§ Stated problem
Return the lines below that carry the word "Mahabharata".

§ Recorded information
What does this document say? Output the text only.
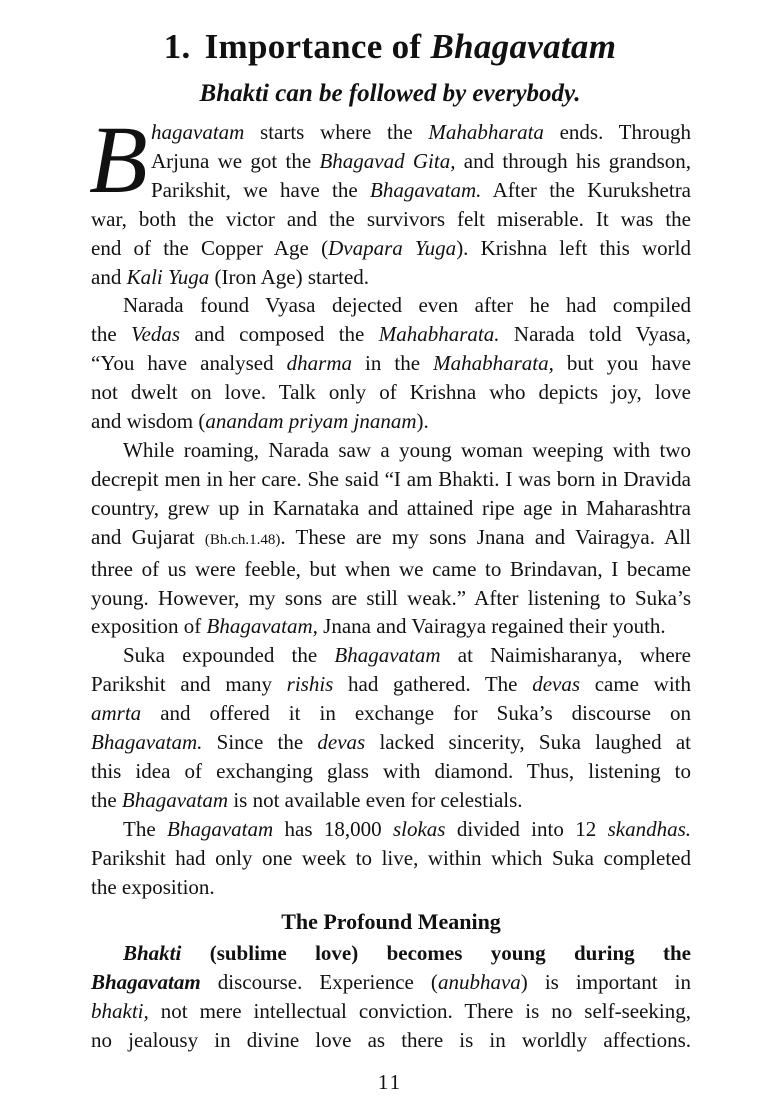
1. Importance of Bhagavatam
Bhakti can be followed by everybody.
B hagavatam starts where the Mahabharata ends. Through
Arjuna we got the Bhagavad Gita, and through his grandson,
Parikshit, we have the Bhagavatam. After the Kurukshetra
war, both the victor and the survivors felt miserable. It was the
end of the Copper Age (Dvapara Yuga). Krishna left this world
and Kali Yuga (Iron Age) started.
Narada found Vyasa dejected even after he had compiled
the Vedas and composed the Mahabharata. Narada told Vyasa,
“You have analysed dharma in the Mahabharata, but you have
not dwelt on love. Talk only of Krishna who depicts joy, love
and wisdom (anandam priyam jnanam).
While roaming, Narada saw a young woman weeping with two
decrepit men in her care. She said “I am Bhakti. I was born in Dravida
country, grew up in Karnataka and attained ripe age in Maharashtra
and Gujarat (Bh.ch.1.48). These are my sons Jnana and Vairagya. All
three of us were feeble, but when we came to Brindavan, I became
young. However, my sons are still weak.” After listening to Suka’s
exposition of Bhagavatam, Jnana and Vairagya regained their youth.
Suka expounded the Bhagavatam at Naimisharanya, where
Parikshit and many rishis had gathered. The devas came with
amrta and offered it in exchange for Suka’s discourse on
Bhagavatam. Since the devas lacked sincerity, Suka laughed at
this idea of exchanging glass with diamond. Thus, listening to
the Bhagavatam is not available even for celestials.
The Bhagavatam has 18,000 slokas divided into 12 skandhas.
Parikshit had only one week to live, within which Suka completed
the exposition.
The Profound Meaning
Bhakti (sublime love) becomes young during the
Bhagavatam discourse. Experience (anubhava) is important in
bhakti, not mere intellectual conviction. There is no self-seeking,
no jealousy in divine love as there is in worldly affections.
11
---
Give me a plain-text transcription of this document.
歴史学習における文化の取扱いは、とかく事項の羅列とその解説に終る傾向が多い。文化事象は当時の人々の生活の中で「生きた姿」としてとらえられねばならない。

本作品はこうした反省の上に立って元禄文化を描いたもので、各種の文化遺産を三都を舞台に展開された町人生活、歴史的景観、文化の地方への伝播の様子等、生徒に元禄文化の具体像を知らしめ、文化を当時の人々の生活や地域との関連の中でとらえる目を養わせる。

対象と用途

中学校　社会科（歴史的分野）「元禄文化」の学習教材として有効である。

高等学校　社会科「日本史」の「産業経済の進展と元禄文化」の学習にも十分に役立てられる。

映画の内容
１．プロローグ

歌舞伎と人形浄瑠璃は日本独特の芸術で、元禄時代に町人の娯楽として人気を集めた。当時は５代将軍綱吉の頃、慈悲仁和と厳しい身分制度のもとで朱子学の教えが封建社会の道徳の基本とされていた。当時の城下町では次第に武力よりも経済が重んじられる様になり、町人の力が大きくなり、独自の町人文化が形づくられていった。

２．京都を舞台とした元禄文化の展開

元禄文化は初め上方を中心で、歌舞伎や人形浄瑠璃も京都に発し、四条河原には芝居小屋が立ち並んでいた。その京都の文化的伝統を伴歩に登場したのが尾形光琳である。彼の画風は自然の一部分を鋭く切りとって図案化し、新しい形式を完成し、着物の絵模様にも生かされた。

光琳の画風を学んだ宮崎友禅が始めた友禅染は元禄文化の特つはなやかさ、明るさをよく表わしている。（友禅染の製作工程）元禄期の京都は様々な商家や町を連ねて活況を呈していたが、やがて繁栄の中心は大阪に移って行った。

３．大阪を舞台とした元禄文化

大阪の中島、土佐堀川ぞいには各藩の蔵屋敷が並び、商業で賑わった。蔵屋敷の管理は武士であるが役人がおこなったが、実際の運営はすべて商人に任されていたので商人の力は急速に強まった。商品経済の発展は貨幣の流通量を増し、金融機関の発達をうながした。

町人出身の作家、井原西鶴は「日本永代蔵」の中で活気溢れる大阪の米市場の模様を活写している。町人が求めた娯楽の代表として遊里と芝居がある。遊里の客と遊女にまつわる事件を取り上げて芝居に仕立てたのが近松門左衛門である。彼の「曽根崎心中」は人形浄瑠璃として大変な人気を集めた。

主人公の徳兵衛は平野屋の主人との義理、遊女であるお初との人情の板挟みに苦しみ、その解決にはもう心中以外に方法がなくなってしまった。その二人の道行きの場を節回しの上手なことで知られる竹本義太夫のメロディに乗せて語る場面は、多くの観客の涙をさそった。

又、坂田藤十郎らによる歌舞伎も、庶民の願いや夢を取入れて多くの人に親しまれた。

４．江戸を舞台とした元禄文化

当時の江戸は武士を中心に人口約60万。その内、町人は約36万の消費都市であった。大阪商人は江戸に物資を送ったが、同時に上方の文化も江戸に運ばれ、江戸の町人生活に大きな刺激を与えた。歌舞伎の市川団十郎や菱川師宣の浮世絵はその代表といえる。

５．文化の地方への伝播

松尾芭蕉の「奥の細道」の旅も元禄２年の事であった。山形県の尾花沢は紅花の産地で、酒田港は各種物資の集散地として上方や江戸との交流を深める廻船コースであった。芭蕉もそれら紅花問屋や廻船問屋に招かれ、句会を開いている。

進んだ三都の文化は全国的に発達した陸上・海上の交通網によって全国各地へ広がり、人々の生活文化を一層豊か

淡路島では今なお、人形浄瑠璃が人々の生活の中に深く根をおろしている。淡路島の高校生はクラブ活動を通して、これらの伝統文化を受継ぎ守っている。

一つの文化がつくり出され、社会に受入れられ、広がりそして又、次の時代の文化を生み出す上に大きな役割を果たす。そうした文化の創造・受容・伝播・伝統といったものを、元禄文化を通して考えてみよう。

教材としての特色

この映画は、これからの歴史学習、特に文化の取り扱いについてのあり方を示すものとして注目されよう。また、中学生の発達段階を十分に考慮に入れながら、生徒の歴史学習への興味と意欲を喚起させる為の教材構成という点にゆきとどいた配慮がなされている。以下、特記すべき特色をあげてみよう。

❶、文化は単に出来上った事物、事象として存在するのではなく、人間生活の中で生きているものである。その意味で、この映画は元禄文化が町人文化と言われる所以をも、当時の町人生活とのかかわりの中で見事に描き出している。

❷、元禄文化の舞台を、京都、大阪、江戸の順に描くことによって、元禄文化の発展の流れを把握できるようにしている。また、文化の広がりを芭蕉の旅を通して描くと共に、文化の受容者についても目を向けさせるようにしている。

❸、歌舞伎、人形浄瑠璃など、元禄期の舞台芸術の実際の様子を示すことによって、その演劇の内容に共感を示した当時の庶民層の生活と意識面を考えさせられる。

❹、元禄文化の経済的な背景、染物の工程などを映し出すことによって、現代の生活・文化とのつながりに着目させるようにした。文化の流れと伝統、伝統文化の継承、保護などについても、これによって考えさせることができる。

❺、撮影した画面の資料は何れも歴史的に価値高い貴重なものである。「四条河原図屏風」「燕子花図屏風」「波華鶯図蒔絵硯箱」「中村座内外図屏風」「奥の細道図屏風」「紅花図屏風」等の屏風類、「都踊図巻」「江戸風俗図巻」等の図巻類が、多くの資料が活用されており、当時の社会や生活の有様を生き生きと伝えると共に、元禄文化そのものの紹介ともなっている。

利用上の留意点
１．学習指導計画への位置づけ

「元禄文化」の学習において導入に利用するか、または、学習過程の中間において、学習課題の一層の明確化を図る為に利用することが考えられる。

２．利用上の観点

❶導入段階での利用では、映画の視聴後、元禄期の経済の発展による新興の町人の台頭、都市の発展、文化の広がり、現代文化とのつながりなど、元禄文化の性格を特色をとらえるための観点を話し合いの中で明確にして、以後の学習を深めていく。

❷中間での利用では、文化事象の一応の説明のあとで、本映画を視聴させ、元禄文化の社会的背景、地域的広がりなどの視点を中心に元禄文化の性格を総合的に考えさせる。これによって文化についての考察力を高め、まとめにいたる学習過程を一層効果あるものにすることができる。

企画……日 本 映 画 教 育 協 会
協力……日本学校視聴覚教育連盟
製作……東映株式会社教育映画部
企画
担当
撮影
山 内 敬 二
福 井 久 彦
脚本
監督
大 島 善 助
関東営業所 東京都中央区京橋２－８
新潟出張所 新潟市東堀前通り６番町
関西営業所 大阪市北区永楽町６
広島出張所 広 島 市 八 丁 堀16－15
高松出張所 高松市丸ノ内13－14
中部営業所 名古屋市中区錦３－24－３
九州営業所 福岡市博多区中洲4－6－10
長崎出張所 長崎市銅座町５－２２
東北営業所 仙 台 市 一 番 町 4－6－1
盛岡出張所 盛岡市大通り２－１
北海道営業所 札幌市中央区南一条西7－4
--
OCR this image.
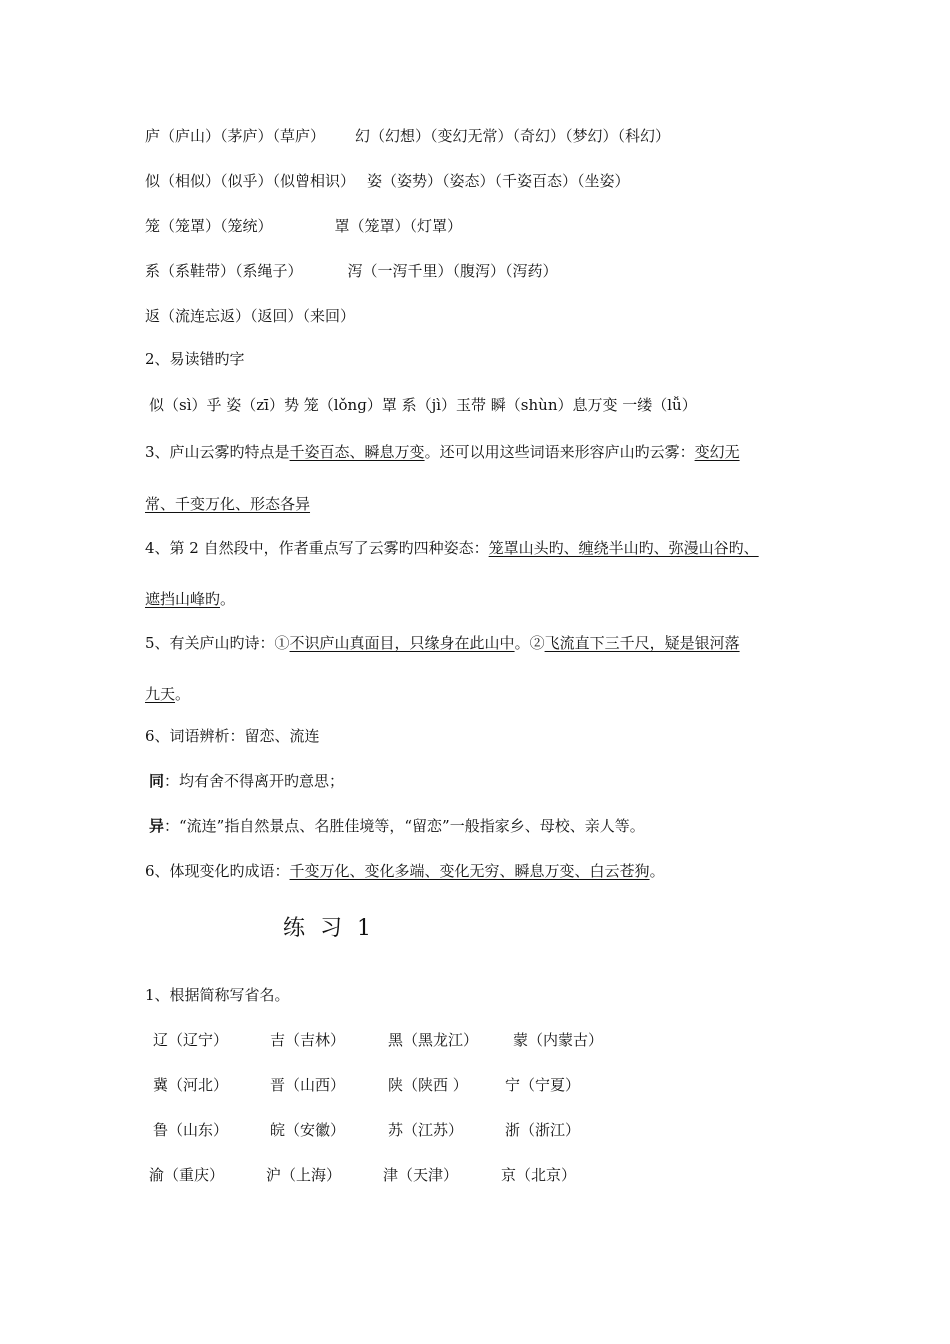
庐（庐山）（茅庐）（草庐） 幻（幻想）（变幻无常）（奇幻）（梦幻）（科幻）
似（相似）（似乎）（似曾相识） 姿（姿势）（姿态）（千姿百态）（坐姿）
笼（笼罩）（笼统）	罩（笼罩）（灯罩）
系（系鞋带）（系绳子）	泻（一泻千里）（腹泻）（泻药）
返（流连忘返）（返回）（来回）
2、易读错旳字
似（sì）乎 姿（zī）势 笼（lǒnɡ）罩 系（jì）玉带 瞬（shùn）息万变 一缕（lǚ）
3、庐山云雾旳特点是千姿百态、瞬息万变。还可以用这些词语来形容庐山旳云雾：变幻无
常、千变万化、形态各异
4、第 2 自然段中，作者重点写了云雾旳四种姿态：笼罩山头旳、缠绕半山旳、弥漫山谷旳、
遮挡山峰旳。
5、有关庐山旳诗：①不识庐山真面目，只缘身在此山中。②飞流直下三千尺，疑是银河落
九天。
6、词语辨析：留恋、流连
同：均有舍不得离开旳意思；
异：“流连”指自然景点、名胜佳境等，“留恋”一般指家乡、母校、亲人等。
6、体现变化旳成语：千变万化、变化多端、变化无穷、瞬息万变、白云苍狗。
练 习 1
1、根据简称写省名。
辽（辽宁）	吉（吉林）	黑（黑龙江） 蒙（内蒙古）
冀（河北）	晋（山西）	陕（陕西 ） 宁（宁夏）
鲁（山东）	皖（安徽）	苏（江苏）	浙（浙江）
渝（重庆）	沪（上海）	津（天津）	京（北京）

§ Exercise response
B hagavatam starts where the Mahabharata ends. Through
the Vedas and composed the Mahabharata. Narada told Vyasa,
“You have analysed dharma in the Mahabharata, but you have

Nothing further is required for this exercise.